• _GIVEN PROBLEM_: Write out each line in which the string "number" is present.

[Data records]
========================================

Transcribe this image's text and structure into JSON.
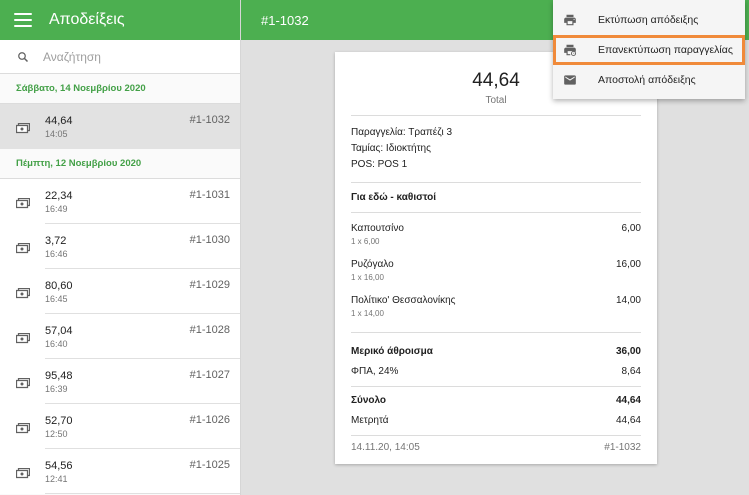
{
  "app": {
    "title": "Αποδείξεις"
  },
  "search": {
    "placeholder": "Αναζήτηση"
  },
  "groups": [
    {
      "date": "Σάββατο, 14 Νοεμβρίου 2020",
      "receipts": [
        {
          "amount": "44,64",
          "time": "14:05",
          "number": "#1-1032",
          "selected": true
        }
      ]
    },
    {
      "date": "Πέμπτη, 12 Νοεμβρίου 2020",
      "receipts": [
        {
          "amount": "22,34",
          "time": "16:49",
          "number": "#1-1031"
        },
        {
          "amount": "3,72",
          "time": "16:46",
          "number": "#1-1030"
        },
        {
          "amount": "80,60",
          "time": "16:45",
          "number": "#1-1029"
        },
        {
          "amount": "57,04",
          "time": "16:40",
          "number": "#1-1028"
        },
        {
          "amount": "95,48",
          "time": "16:39",
          "number": "#1-1027"
        },
        {
          "amount": "52,70",
          "time": "12:50",
          "number": "#1-1026"
        },
        {
          "amount": "54,56",
          "time": "12:41",
          "number": "#1-1025"
        }
      ]
    }
  ],
  "detail": {
    "header": "#1-1032",
    "total": "44,64",
    "total_label": "Total",
    "order": "Παραγγελία: Τραπέζι 3",
    "cashier": "Ταμίας: Ιδιοκτήτης",
    "pos": "POS: POS 1",
    "dining": "Για εδώ - καθιστοί",
    "items": [
      {
        "name": "Καπουτσίνο",
        "qty": "1 x 6,00",
        "price": "6,00"
      },
      {
        "name": "Ρυζόγαλο",
        "qty": "1 x 16,00",
        "price": "16,00"
      },
      {
        "name": "Πολίτικο' Θεσσαλονίκης",
        "qty": "1 x 14,00",
        "price": "14,00"
      }
    ],
    "subtotal_label": "Μερικό άθροισμα",
    "subtotal": "36,00",
    "vat_label": "ΦΠΑ, 24%",
    "vat": "8,64",
    "sum_label": "Σύνολο",
    "sum": "44,64",
    "cash_label": "Μετρητά",
    "cash": "44,64",
    "datetime": "14.11.20, 14:05",
    "number": "#1-1032"
  },
  "menu": {
    "items": [
      {
        "label": "Εκτύπωση απόδειξης",
        "icon": "print-icon"
      },
      {
        "label": "Επανεκτύπωση παραγγελίας",
        "icon": "reprint-icon",
        "highlighted": true
      },
      {
        "label": "Αποστολή απόδειξης",
        "icon": "mail-icon"
      }
    ]
  },
  "colors": {
    "primary": "#4caf50",
    "accent_text": "#43a047",
    "highlight": "#f08a3a"
  }
}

========================================

• _FULL RESPONSE_:
          "number": "#1-1032",
          "number": "#1-1031"
          "number": "#1-1030"
          "number": "#1-1029"
          "number": "#1-1028"
          "number": "#1-1027"
          "number": "#1-1026"
          "number": "#1-1025"
    "number": "#1-1032"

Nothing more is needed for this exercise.